-- RECORDS TO PROCESS --
# # #
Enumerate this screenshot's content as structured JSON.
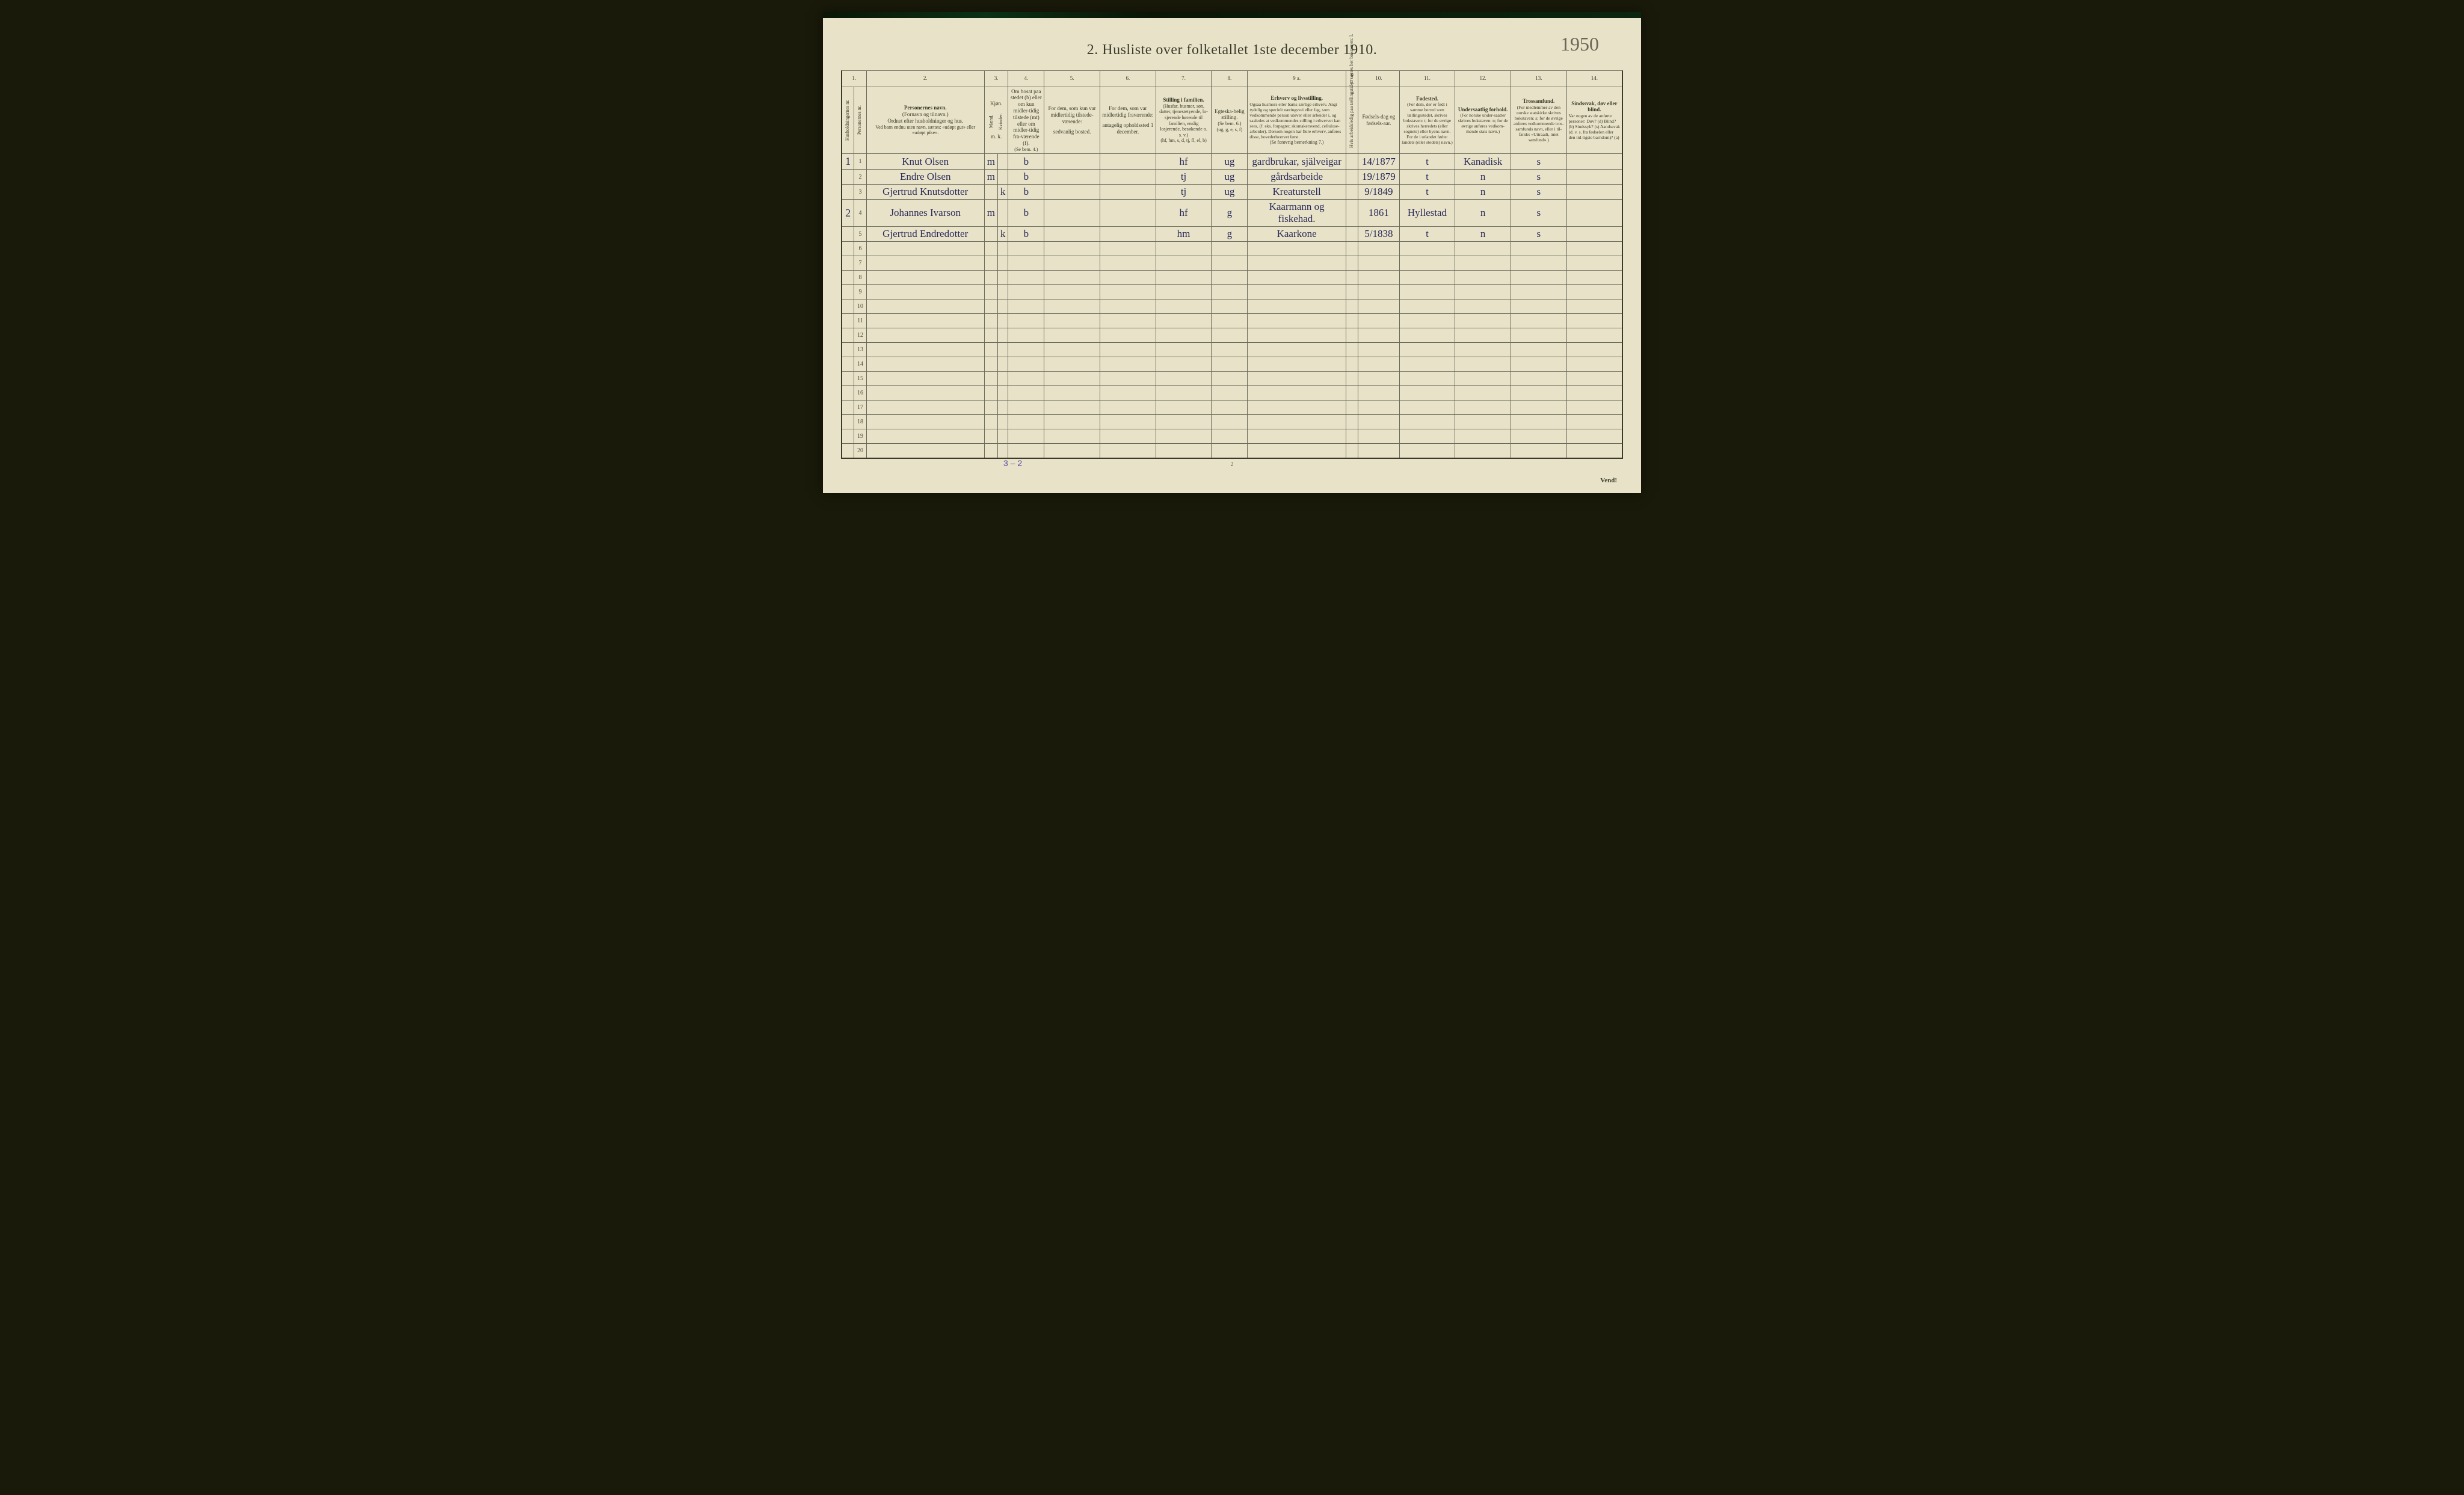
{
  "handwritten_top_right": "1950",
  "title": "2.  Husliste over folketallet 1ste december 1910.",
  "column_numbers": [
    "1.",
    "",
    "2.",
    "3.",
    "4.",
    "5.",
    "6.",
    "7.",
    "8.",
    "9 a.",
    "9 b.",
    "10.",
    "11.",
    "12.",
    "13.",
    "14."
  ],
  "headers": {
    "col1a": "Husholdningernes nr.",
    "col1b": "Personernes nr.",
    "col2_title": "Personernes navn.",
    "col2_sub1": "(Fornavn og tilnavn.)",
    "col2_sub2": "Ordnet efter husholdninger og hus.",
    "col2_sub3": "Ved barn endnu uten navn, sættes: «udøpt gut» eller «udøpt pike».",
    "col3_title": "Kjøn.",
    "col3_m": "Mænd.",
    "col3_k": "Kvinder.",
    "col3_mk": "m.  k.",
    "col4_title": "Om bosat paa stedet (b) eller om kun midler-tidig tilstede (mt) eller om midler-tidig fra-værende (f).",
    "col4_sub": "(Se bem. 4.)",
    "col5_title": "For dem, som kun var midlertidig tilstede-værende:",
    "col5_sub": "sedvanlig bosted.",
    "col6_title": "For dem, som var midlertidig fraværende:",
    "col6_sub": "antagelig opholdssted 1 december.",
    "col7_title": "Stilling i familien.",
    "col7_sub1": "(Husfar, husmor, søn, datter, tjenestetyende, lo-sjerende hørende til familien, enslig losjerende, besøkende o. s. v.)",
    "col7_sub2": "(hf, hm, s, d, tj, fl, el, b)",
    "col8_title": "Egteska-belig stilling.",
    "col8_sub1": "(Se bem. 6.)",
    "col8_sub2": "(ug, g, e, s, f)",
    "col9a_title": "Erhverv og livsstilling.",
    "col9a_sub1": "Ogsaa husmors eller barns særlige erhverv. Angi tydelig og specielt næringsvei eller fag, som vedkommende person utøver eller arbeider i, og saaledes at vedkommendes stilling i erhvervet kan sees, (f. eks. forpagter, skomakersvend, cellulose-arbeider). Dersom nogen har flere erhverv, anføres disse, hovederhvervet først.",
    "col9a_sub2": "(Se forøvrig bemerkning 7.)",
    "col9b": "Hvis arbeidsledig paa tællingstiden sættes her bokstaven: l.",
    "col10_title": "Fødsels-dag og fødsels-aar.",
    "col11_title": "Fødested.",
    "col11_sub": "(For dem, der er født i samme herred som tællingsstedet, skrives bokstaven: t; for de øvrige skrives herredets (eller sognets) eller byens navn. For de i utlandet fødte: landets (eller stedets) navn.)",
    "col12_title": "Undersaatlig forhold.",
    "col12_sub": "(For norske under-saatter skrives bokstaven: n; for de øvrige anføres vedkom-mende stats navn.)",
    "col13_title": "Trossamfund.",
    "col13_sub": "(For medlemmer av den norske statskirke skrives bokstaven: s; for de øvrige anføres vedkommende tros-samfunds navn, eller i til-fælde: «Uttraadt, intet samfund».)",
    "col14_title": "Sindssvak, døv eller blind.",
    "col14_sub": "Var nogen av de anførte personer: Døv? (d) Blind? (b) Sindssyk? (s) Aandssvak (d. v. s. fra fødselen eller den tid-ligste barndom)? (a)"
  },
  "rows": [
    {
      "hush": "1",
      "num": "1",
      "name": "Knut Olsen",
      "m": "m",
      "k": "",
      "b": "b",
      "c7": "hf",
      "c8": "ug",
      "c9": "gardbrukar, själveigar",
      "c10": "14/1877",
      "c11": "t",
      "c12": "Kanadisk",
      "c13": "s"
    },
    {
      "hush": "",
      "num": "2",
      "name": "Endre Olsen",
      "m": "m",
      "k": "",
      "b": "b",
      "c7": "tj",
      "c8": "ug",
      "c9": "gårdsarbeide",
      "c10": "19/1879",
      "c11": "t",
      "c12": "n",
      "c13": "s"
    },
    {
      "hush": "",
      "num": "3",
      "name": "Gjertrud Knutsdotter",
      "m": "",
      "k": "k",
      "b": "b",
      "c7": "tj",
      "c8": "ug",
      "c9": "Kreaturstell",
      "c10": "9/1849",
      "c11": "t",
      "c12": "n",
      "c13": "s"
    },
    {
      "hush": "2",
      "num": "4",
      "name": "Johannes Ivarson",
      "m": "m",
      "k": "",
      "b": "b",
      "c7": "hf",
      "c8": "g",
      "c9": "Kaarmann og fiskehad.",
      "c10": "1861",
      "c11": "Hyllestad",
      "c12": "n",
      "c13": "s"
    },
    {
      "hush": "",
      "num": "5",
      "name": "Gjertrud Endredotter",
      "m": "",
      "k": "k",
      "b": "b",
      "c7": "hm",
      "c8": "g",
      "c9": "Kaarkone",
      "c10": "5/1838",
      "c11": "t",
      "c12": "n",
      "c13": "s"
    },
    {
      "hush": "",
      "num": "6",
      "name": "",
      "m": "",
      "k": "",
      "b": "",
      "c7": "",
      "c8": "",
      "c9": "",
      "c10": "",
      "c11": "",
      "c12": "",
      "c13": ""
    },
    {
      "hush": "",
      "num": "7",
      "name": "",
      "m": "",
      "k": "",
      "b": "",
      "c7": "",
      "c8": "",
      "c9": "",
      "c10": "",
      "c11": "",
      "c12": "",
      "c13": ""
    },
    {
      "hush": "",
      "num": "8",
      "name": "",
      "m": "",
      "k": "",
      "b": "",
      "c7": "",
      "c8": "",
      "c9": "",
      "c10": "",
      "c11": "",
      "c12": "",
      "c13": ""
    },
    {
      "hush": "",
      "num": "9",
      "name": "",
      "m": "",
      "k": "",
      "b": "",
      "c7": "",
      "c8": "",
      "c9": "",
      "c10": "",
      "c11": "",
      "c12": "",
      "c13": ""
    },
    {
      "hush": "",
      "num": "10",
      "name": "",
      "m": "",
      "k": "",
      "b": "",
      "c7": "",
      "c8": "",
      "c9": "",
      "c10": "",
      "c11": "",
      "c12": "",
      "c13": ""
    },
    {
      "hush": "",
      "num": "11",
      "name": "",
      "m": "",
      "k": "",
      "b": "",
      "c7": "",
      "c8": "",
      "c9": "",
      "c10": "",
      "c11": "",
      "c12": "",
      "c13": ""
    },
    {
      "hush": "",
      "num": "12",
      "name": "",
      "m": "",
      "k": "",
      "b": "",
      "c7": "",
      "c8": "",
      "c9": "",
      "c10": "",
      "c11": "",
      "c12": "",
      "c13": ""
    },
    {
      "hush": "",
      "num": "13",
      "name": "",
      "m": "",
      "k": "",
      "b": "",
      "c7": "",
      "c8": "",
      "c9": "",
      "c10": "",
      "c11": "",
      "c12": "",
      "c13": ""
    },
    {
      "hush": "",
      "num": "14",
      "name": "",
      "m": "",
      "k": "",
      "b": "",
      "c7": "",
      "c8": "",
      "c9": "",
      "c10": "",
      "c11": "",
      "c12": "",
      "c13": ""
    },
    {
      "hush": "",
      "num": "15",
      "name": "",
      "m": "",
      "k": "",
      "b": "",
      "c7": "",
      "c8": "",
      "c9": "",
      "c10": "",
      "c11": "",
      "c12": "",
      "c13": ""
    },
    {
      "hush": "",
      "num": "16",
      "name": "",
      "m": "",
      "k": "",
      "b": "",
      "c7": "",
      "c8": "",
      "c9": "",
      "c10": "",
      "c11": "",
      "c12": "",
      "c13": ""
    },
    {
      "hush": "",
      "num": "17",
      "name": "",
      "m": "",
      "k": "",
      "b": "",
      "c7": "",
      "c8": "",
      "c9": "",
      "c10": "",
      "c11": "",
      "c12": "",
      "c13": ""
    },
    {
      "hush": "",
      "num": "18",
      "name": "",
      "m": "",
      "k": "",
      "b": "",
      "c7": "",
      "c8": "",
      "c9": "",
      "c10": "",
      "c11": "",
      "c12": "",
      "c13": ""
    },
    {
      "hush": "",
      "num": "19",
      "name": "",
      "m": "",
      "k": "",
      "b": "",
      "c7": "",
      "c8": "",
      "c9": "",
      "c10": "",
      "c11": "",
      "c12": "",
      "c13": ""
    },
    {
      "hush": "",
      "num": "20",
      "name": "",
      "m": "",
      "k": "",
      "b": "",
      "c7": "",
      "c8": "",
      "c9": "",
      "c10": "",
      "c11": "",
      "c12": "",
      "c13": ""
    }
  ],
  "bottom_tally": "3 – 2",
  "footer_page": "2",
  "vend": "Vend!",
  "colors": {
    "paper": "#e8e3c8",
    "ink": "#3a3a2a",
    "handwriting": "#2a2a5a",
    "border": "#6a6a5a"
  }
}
# # #
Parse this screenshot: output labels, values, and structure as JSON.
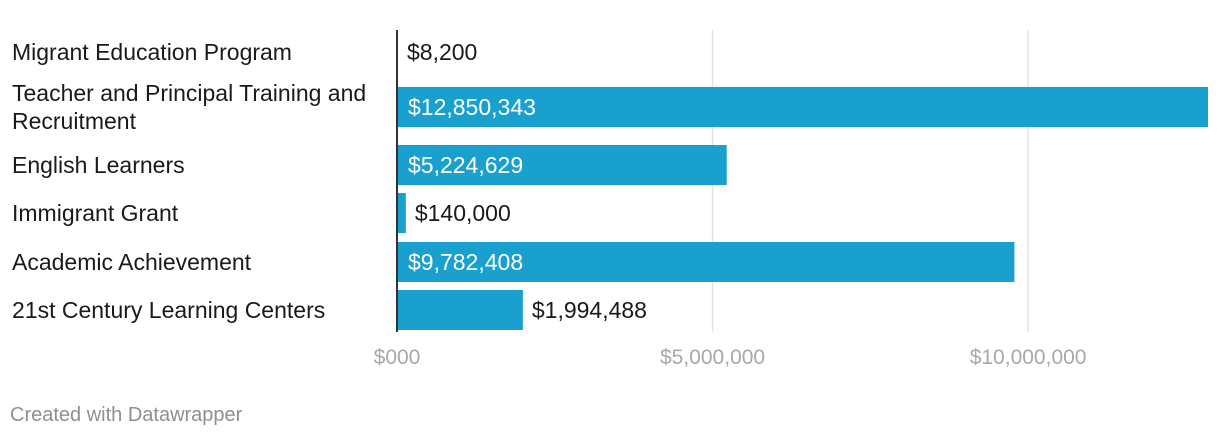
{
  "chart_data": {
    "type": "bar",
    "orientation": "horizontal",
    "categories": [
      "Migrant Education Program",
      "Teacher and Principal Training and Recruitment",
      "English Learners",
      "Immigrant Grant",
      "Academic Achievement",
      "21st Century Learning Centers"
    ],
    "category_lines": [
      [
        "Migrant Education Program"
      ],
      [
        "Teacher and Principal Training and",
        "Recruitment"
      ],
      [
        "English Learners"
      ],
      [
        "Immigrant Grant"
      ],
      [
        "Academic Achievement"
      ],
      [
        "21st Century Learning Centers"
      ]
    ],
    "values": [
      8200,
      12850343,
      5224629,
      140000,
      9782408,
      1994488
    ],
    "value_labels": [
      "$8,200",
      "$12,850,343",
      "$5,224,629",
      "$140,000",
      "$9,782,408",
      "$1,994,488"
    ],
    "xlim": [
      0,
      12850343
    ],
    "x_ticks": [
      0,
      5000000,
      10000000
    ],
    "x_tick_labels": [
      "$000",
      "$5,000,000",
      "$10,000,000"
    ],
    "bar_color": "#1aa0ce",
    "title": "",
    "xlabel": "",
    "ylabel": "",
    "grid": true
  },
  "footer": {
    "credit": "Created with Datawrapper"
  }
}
# # #
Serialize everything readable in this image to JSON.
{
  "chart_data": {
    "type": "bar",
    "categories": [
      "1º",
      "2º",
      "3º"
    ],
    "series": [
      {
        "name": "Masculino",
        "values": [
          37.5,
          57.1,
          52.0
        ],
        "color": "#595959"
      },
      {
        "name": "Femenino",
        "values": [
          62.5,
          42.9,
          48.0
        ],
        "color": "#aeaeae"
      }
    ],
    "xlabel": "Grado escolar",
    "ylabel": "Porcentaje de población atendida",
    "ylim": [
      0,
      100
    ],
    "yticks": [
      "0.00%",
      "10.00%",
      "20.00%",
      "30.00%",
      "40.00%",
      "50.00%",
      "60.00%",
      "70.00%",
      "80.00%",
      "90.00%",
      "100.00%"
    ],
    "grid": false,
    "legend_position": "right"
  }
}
# # #
-- WHAT YOU ARE ASKED TO DO --
Pull out each line of the entries that contains "norske".

-- ANSWER TO THIS EXERCISE --
    "col12_sub": "(For norske under-saatter skrives bokstaven: n; for de øvrige anføres vedkom-mende stats navn.)",
    "col13_sub": "(For medlemmer av den norske statskirke skrives bokstaven: s; for de øvrige anføres vedkommende tros-samfunds navn, eller i til-fælde: «Uttraadt, intet samfund».)",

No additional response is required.